TASK » Narrow the data below down to the lines containing "EMEP".

GIVEN RECORDS »

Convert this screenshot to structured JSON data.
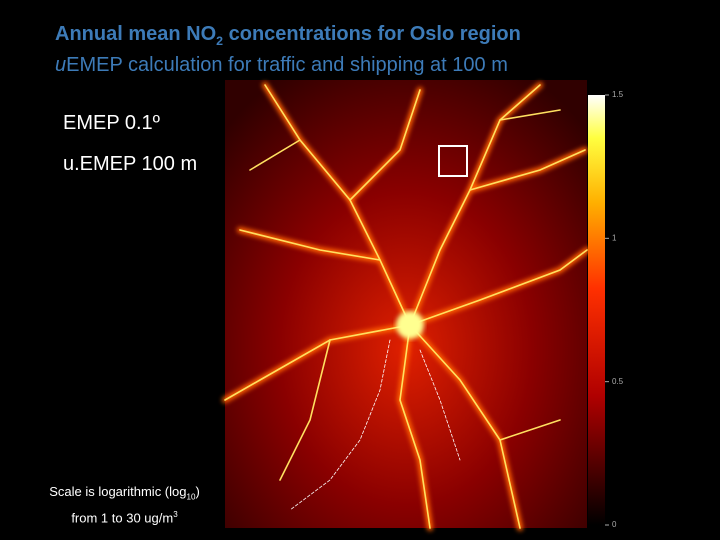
{
  "title": {
    "line1": [
      "Annual mean NO",
      "2",
      " concentrations for Oslo region"
    ],
    "line2": [
      "u",
      "EMEP calculation for traffic and shipping at 100 m"
    ]
  },
  "labels": [
    "EMEP 0.1º",
    "u.EMEP 100 m"
  ],
  "caption": {
    "line1": [
      "Scale is logarithmic (log",
      "10",
      ")"
    ],
    "line2": [
      "from 1 to 30 ug/m",
      "3"
    ]
  },
  "colorbar": {
    "lim": [
      0,
      1.5
    ],
    "ticks": [
      0,
      0.5,
      1,
      1.5
    ]
  }
}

SOLUTION TO THIS PROBLEM »
      "EMEP calculation for traffic and shipping at 100 m"
    "EMEP 0.1º",
    "u.EMEP 100 m"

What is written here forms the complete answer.